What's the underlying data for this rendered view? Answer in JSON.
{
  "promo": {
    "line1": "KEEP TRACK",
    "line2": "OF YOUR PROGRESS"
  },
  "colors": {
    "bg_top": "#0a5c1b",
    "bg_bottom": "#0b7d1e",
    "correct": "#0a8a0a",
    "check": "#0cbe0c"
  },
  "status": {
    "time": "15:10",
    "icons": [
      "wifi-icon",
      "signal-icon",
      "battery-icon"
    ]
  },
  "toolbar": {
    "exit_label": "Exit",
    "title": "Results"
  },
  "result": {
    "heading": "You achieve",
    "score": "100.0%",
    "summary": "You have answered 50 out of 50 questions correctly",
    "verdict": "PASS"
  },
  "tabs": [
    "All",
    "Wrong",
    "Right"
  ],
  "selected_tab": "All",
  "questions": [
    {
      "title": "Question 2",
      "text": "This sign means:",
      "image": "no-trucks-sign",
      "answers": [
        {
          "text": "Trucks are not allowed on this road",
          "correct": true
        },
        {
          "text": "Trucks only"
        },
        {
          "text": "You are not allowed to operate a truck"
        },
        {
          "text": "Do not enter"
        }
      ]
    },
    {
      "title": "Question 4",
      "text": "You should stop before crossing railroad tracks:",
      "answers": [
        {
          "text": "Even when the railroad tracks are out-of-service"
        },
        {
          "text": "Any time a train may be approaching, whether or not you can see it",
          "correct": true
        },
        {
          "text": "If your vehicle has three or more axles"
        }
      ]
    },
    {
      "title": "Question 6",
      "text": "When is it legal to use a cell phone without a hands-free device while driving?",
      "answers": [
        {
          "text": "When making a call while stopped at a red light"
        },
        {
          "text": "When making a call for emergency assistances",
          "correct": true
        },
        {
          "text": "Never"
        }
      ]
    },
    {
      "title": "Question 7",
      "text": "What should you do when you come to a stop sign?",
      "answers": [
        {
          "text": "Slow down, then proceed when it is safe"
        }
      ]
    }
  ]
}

◆ What you have to do
Reproduce the listing in full. Keep it exactly as written.

◆ Correct answer
What's the underlying data for this rendered view? Answer in JSON.
{
  "promo": {
    "line1": "KEEP TRACK",
    "line2": "OF YOUR PROGRESS"
  },
  "colors": {
    "bg_top": "#0a5c1b",
    "bg_bottom": "#0b7d1e",
    "correct": "#0a8a0a",
    "check": "#0cbe0c"
  },
  "status": {
    "time": "15:10",
    "icons": [
      "wifi-icon",
      "signal-icon",
      "battery-icon"
    ]
  },
  "toolbar": {
    "exit_label": "Exit",
    "title": "Results"
  },
  "result": {
    "heading": "You achieve",
    "score": "100.0%",
    "summary": "You have answered 50 out of 50 questions correctly",
    "verdict": "PASS"
  },
  "tabs": [
    "All",
    "Wrong",
    "Right"
  ],
  "selected_tab": "All",
  "questions": [
    {
      "title": "Question 2",
      "text": "This sign means:",
      "image": "no-trucks-sign",
      "answers": [
        {
          "text": "Trucks are not allowed on this road",
          "correct": true
        },
        {
          "text": "Trucks only"
        },
        {
          "text": "You are not allowed to operate a truck"
        },
        {
          "text": "Do not enter"
        }
      ]
    },
    {
      "title": "Question 4",
      "text": "You should stop before crossing railroad tracks:",
      "answers": [
        {
          "text": "Even when the railroad tracks are out-of-service"
        },
        {
          "text": "Any time a train may be approaching, whether or not you can see it",
          "correct": true
        },
        {
          "text": "If your vehicle has three or more axles"
        }
      ]
    },
    {
      "title": "Question 6",
      "text": "When is it legal to use a cell phone without a hands-free device while driving?",
      "answers": [
        {
          "text": "When making a call while stopped at a red light"
        },
        {
          "text": "When making a call for emergency assistances",
          "correct": true
        },
        {
          "text": "Never"
        }
      ]
    },
    {
      "title": "Question 7",
      "text": "What should you do when you come to a stop sign?",
      "answers": [
        {
          "text": "Slow down, then proceed when it is safe"
        }
      ]
    }
  ]
}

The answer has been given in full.